### WORK REQUIRED
Count the lines in the listing below that contain the string "bracket", with case counting, and reply with the number alone.
_____
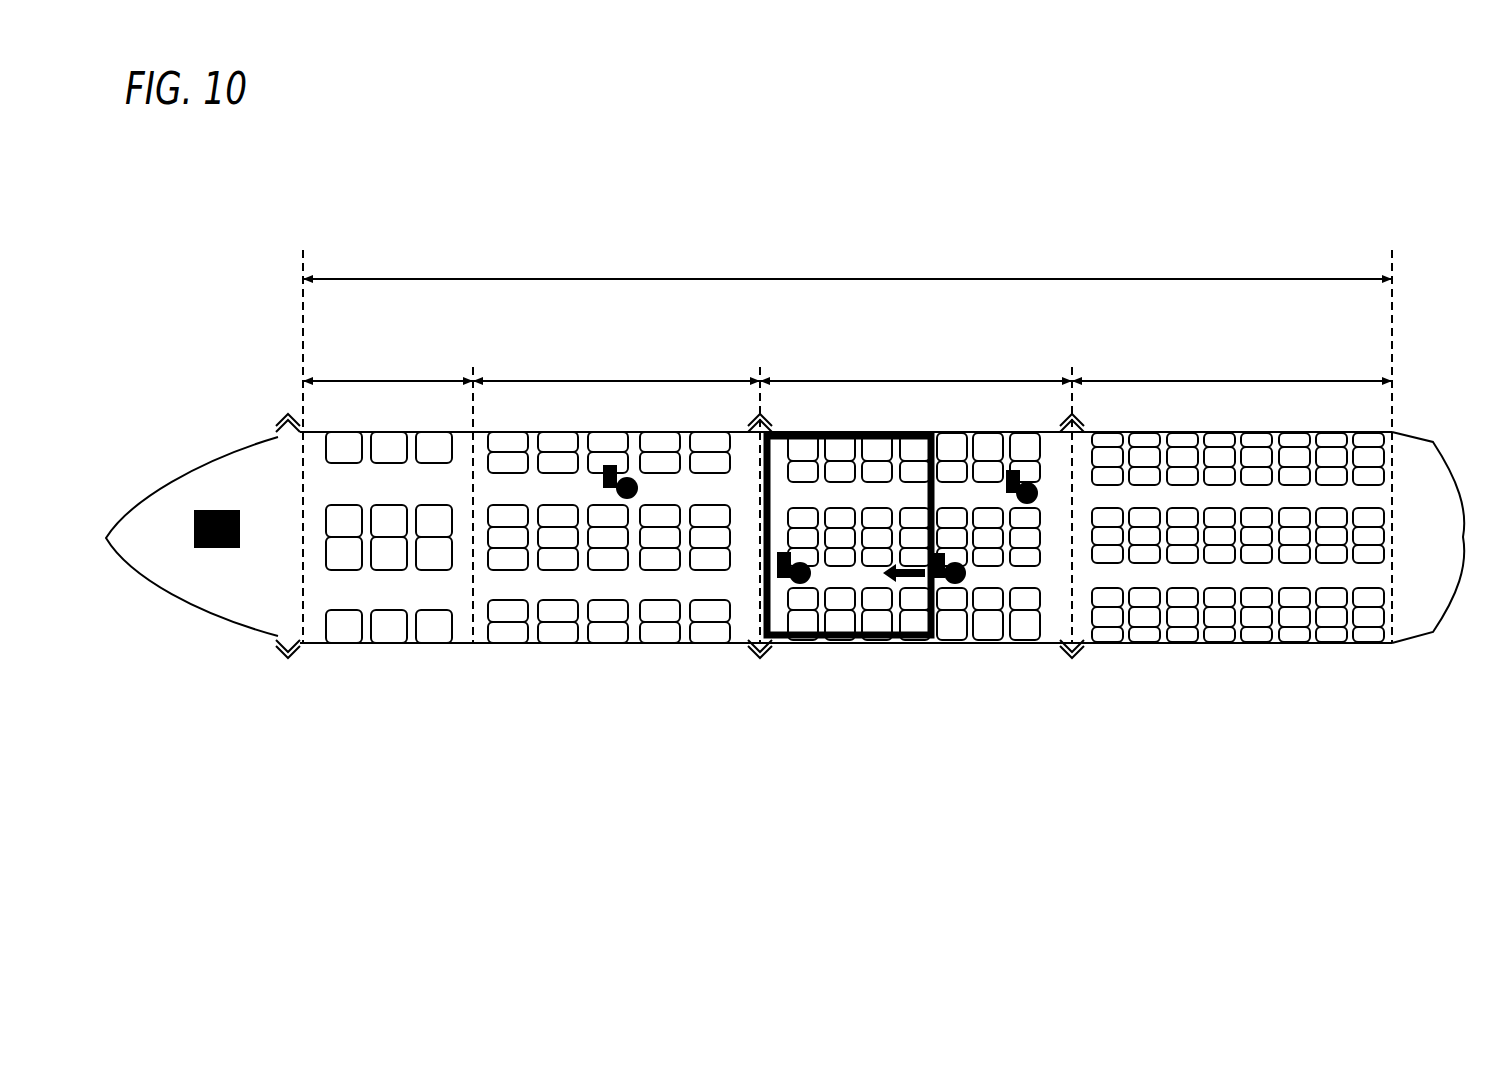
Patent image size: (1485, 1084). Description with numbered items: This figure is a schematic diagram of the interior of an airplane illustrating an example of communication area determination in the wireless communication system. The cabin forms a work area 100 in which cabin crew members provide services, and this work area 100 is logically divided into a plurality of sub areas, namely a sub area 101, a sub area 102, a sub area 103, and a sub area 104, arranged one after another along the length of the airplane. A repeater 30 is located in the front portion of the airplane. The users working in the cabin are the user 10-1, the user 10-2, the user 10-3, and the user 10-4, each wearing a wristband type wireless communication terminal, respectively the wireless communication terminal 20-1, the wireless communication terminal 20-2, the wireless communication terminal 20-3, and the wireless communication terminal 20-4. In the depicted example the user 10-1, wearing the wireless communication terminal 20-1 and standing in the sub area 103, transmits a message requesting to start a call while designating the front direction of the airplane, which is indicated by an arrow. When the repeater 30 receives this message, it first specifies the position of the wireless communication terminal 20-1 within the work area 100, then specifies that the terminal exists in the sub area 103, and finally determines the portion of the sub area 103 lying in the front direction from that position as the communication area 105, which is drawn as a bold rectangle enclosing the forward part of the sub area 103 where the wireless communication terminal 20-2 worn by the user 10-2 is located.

The work area 100 is at (847, 229).
The sub area 101 is at (393, 466).
The sub area 102 is at (616, 466).
The sub area 103 is at (916, 465).
The sub area 104 is at (1232, 466).
The communication area 105 is at (849, 622).
The repeater 30 is at (192, 476).
The user 10-1 is at (1058, 655).
The user 10-2 is at (735, 655).
The user 10-3 is at (1094, 448).
The user 10-4 is at (673, 445).
The wireless communication terminal 20-1 is at (966, 651).
The wireless communication terminal 20-2 is at (664, 650).
The wireless communication terminal 20-3 is at (963, 442).
The wireless communication terminal 20-4 is at (567, 438).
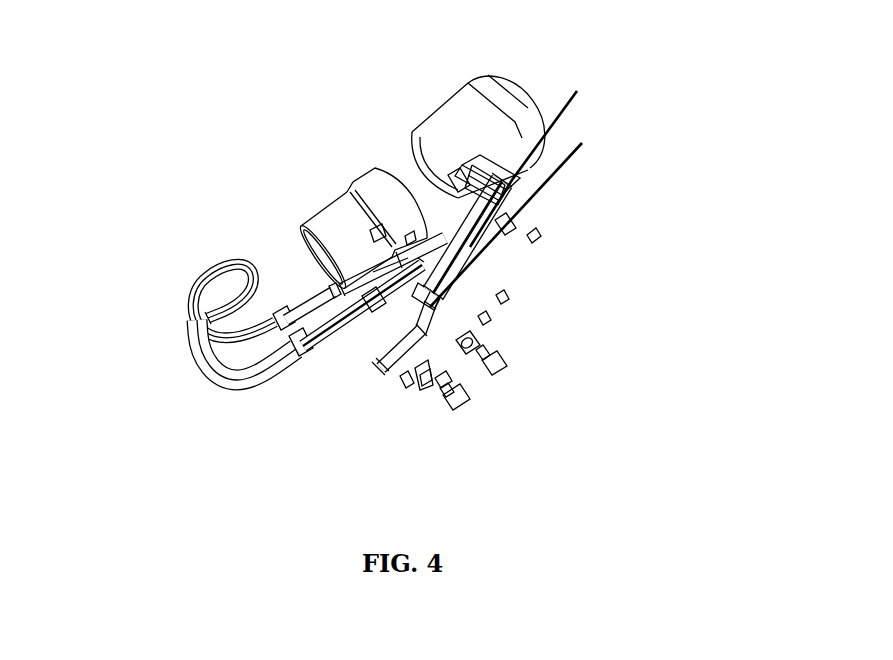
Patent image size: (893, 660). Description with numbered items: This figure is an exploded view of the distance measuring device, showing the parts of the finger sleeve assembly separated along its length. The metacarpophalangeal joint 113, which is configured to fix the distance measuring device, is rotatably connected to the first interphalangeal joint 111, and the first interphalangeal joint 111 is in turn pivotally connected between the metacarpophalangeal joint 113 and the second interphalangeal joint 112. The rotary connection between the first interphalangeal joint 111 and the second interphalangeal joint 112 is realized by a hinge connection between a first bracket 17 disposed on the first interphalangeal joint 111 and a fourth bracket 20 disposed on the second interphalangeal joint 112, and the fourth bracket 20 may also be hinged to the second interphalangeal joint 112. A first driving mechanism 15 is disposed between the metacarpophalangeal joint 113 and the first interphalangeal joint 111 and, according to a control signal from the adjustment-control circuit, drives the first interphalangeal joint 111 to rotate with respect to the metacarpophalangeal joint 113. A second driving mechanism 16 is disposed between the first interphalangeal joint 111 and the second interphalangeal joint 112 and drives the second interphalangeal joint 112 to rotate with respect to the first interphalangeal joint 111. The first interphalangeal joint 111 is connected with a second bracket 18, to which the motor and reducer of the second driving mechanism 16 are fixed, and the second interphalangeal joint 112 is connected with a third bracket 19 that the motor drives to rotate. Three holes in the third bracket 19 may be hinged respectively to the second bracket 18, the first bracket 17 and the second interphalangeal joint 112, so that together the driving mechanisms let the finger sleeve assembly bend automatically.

The first driving mechanism 15 is at (522, 444).
The second driving mechanism 16 is at (552, 400).
The first bracket 17 is at (256, 338).
The second bracket 18 is at (293, 369).
The third bracket 19 is at (570, 221).
The fourth bracket 20 is at (564, 191).
The first interphalangeal joint 111 is at (283, 213).
The second interphalangeal joint 112 is at (413, 106).
The metacarpophalangeal joint 113 is at (266, 275).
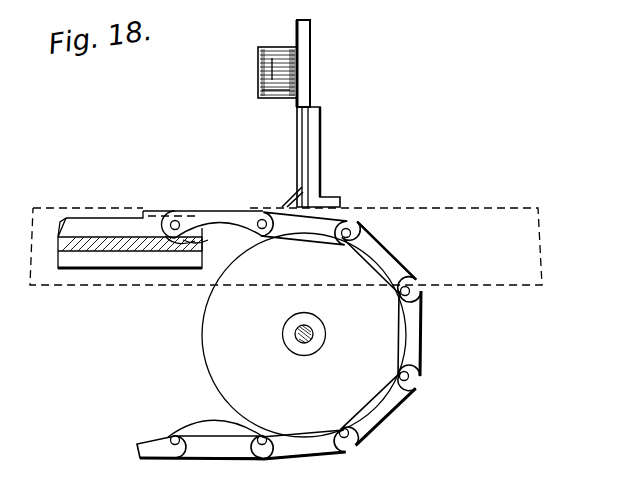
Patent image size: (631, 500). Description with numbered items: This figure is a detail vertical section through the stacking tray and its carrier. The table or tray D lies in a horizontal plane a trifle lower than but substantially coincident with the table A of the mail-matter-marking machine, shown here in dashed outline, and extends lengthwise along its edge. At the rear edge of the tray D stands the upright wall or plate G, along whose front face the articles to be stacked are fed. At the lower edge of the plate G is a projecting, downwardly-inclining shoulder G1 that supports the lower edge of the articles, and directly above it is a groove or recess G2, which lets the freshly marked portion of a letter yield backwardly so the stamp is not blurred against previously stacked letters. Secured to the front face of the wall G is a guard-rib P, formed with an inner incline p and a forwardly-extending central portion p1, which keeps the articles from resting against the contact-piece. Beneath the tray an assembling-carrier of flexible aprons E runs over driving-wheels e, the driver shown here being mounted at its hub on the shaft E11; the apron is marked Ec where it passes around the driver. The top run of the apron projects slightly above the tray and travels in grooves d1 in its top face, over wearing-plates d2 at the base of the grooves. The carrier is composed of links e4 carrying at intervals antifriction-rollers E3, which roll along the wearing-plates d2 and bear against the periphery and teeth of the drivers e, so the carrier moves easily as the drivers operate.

The table A is at (454, 208).
The upright wall or plate G is at (309, 80).
The groove or recess G2 is at (302, 110).
The shoulder G1 is at (294, 197).
The guard-rib P is at (258, 79).
The inner incline p is at (278, 63).
The forwardly-extending central portion p1 is at (258, 95).
The table or tray D is at (113, 215).
The grooves d1 is at (80, 218).
The wearing-plates d2 is at (64, 222).
The flexible aprons E is at (222, 211).
The antifriction-rollers E3 is at (178, 252).
The driving-wheels e is at (304, 335).
The shaft E11 is at (300, 343).
The chain link Ec is at (401, 271).
The links e4 is at (421, 340).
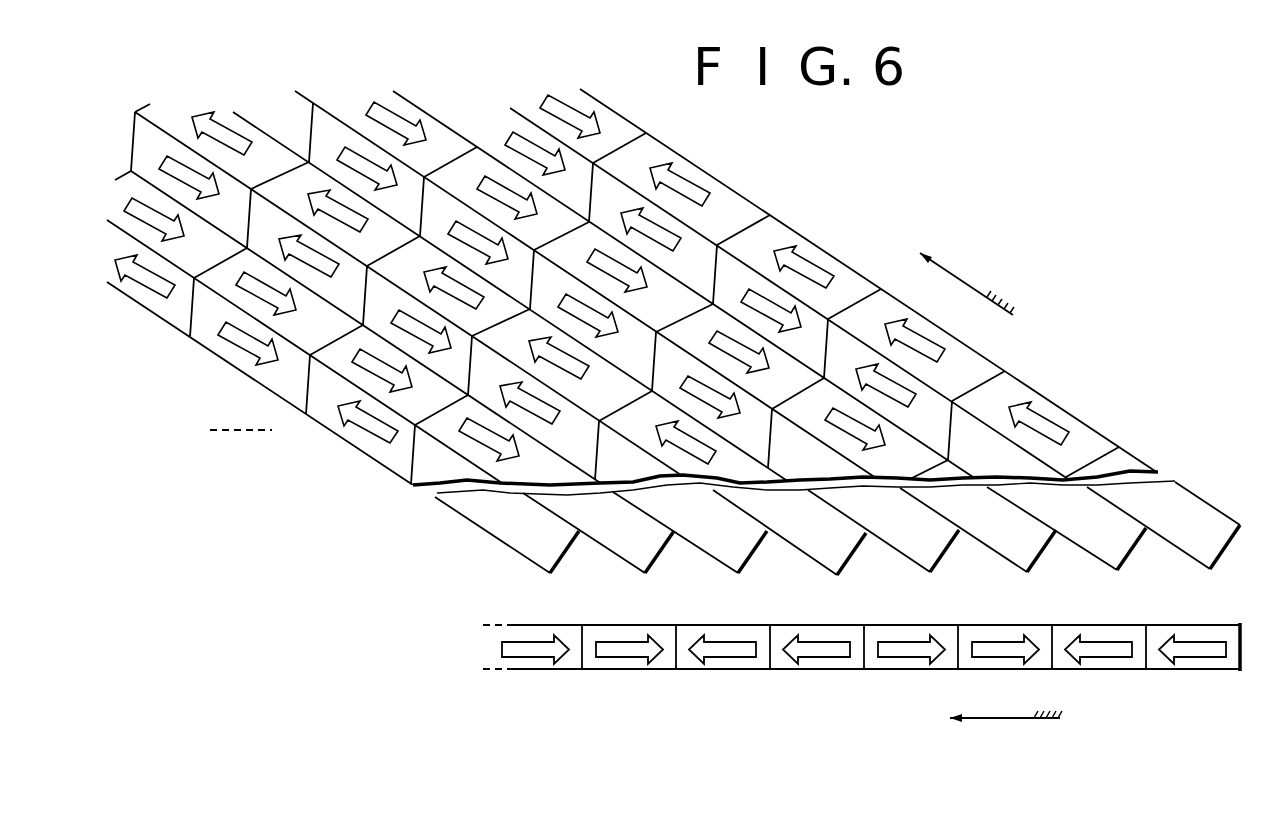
_____
### THE REPLY
5